Written instruction — Give the number of lines in the listing below that include the word "районы", with nothing more.

Supplied records —
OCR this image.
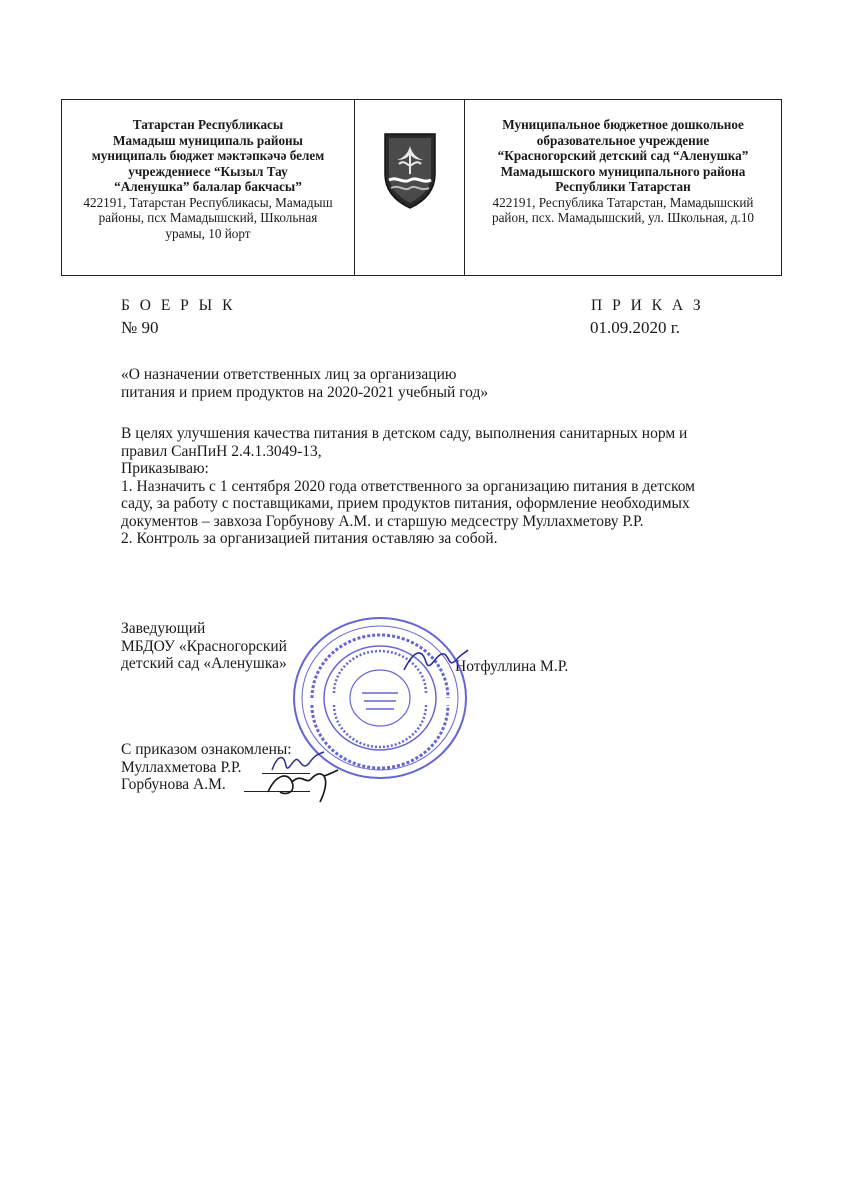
Татарстан Республикасы
Мамадыш муниципаль районы
муниципаль бюджет мәктәпкәчә белем
учреждениесе “Кызыл Тау
“Аленушка” балалар бакчасы”
422191, Татарстан Республикасы, Мамадыш
районы, псх Мамадышский, Школьная
урамы, 10 йорт
Муниципальное бюджетное дошкольное
образовательное учреждение
“Красногорский детский сад “Аленушка”
Мамадышского муниципального района
Республики Татарстан
422191, Республика Татарстан, Мамадышский
район, псх. Мамадышский, ул. Школьная, д.10
Б О Е Р Ы К	П Р И К А З
№ 90	01.09.2020 г.
«О назначении ответственных лиц за организацию
питания и прием продуктов на 2020-2021 учебный год»
В целях улучшения качества питания в детском саду, выполнения санитарных норм и
правил СанПиН 2.4.1.3049-13,
Приказываю:
1. Назначить с 1 сентября 2020 года ответственного за организацию питания в детском
саду, за работу с поставщиками, прием продуктов питания, оформление необходимых
документов – завхоза Горбунову А.М. и старшую медсестру Муллахметову Р.Р.
2. Контроль за организацией питания оставляю за собой.
Заведующий
МБДОУ «Красногорский
детский сад «Аленушка»	Нотфуллина М.Р.
С приказом ознакомлены:
Муллахметова Р.Р.
Горбунова А.М.
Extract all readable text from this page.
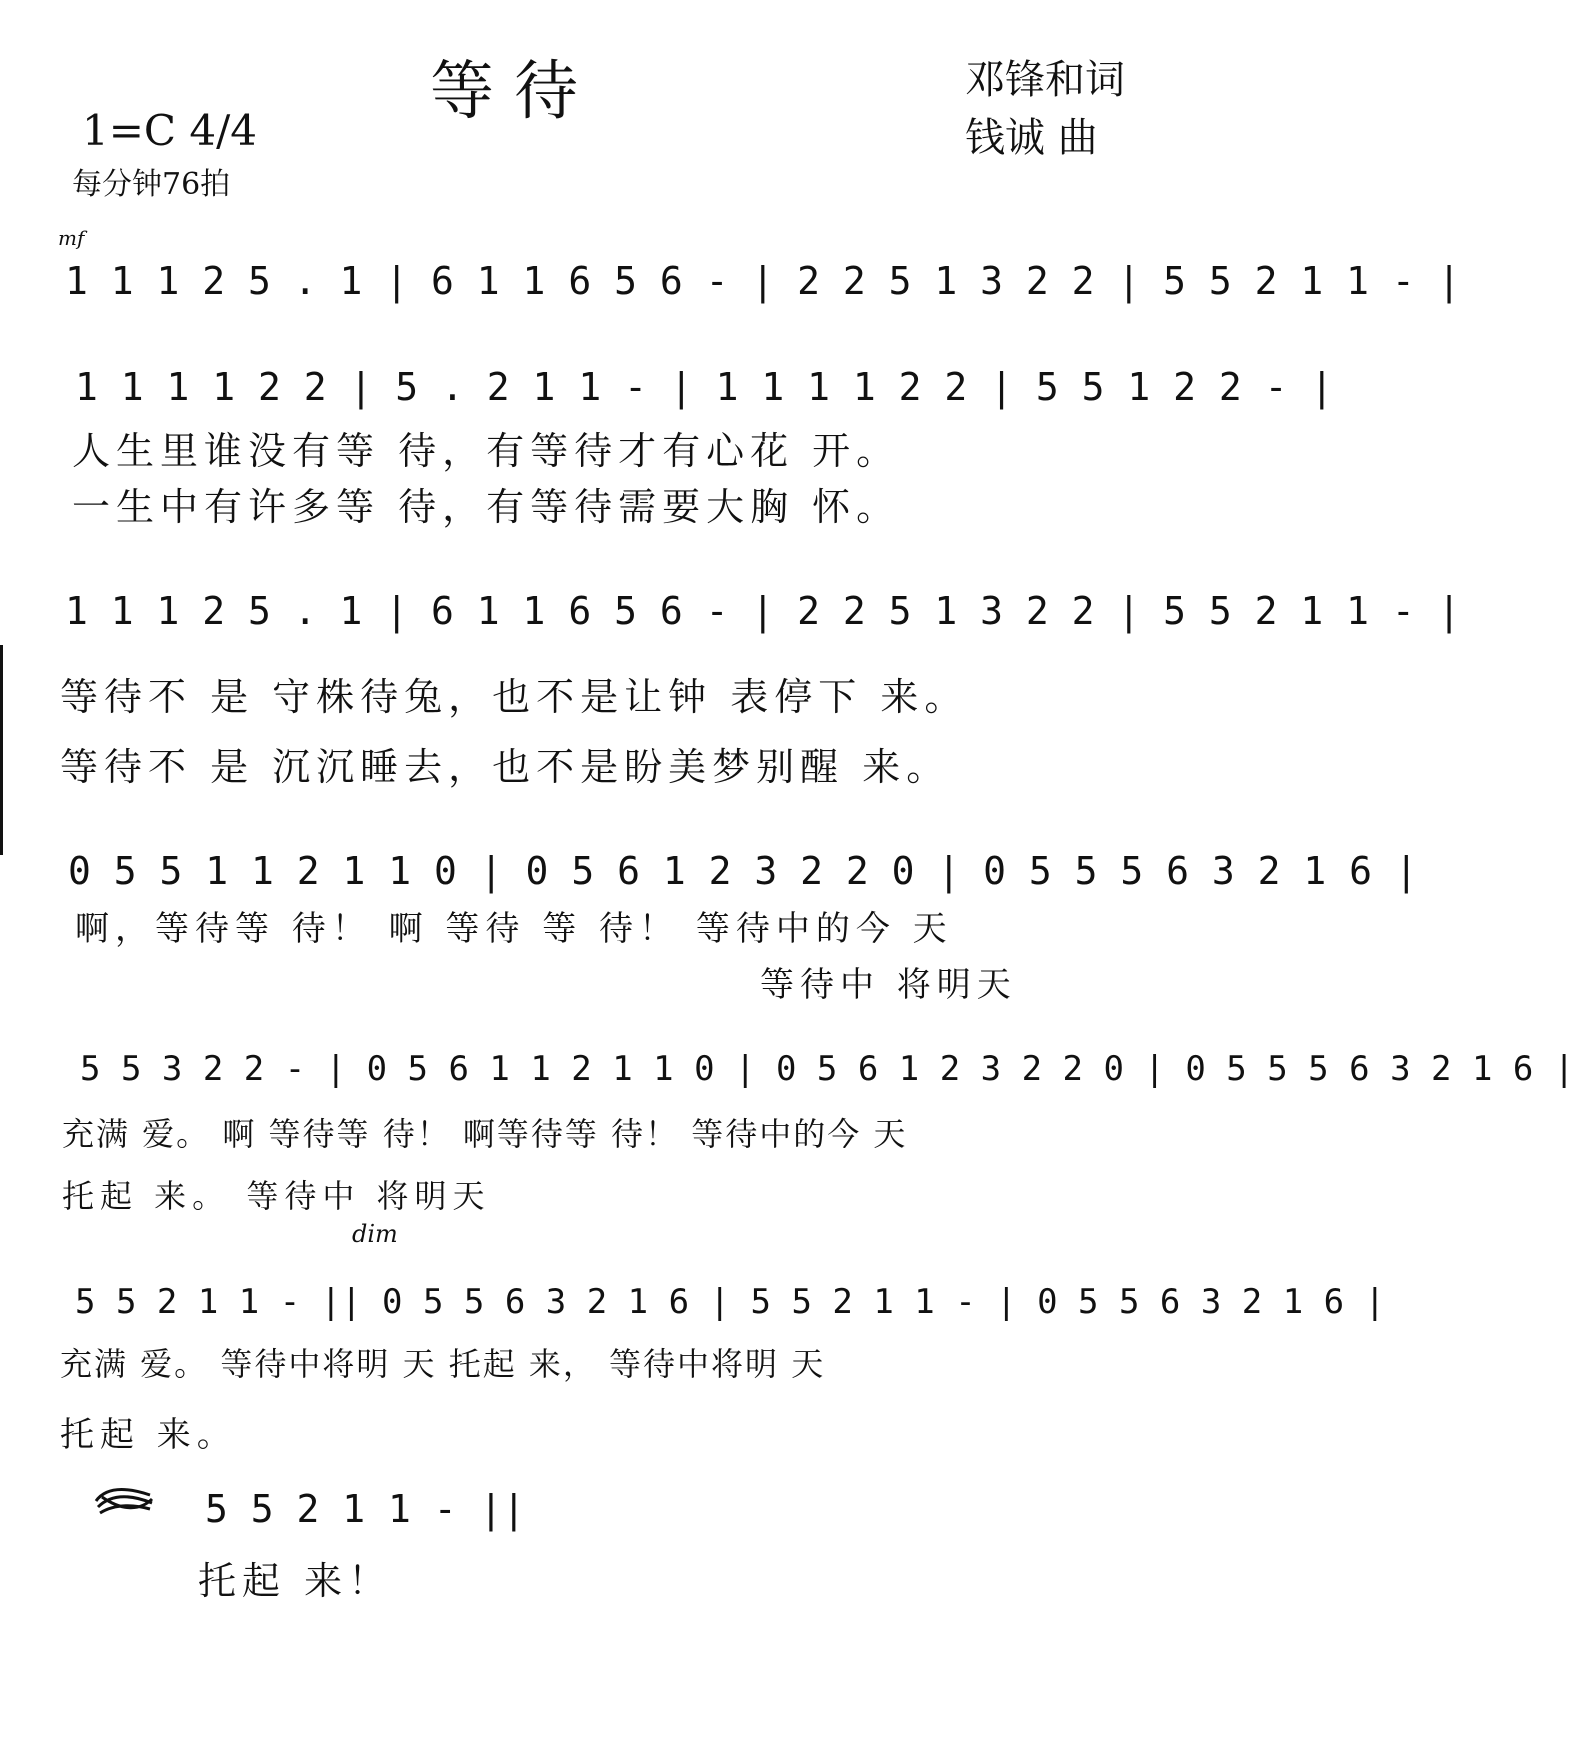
等待	邓锋和词
钱诚 曲
1=C 4/4
每分钟76拍
mf
dim
1 1 1 2 5 . 1 | 6 1 1 6 5 6 - | 2 2 5 1 3 2 2 | 5 5 2 1 1 - |
1 1 1 1 2 2 | 5 . 2 1 1 - | 1 1 1 1 2 2 | 5 5 1 2 2 - |
人生里谁没有等 待，有等待才有心花 开。
一生中有许多等 待，有等待需要大胸 怀。
1 1 1 2 5 . 1 | 6 1 1 6 5 6 - | 2 2 5 1 3 2 2 | 5 5 2 1 1 - |
等待不 是 守株待兔，也不是让钟 表停下 来。
等待不 是 沉沉睡去，也不是盼美梦别醒 来。
0 5 5 1 1 2 1 1 0 | 0 5 6 1 2 3 2 2 0 | 0 5 5 5 6 3 2 1 6 |
啊，等待等 待！ 啊 等待 等 待！ 等待中的今 天
等待中 将明天
5 5 3 2 2 - | 0 5 6 1 1 2 1 1 0 | 0 5 6 1 2 3 2 2 0 | 0 5 5 5 6 3 2 1 6 |
充满 爱。 啊 等待等 待！ 啊等待等 待！ 等待中的今 天
托起 来。 等待中 将明天
5 5 2 1 1 - || 0 5 5 6 3 2 1 6 | 5 5 2 1 1 - | 0 5 5 6 3 2 1 6 |
充满 爱。 等待中将明 天 托起 来， 等待中将明 天
托起 来。
5 5 2 1 1 - ||
托起 来！
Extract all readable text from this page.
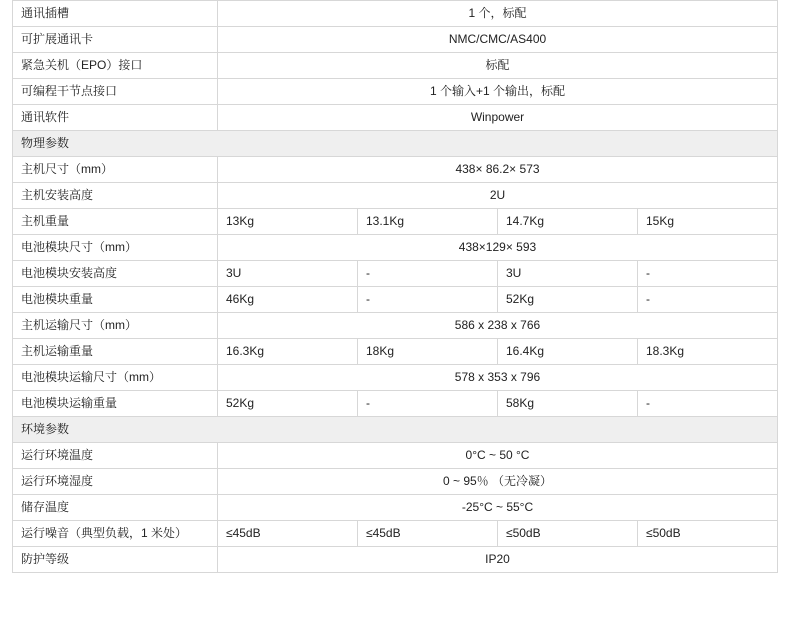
通讯插槽	1 个，标配			
可扩展通讯卡	NMC/CMC/AS400			
紧急关机（EPO）接口	标配			
可编程干节点接口	1 个输入+1 个输出，标配			
通讯软件	Winpower			
物理参数				
主机尺寸（mm）	438× 86.2× 573			
主机安装高度	2U			
主机重量	13Kg	13.1Kg	14.7Kg	15Kg
电池模块尺寸（mm）	438×129× 593			
电池模块安装高度	3U	-	3U	-
电池模块重量	46Kg	-	52Kg	-
主机运输尺寸（mm）	586 x 238 x 766			
主机运输重量	16.3Kg	18Kg	16.4Kg	18.3Kg
电池模块运输尺寸（mm）	578 x 353 x 796			
电池模块运输重量	52Kg	-	58Kg	-
环境参数				
运行环境温度	0°C ~ 50 °C			
运行环境湿度	0 ~ 95％ （无冷凝）			
储存温度	-25°C ~ 55°C			
运行噪音（典型负载，1 米处）	≤45dB	≤45dB	≤50dB	≤50dB
防护等级	IP20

Result for this exercise — 2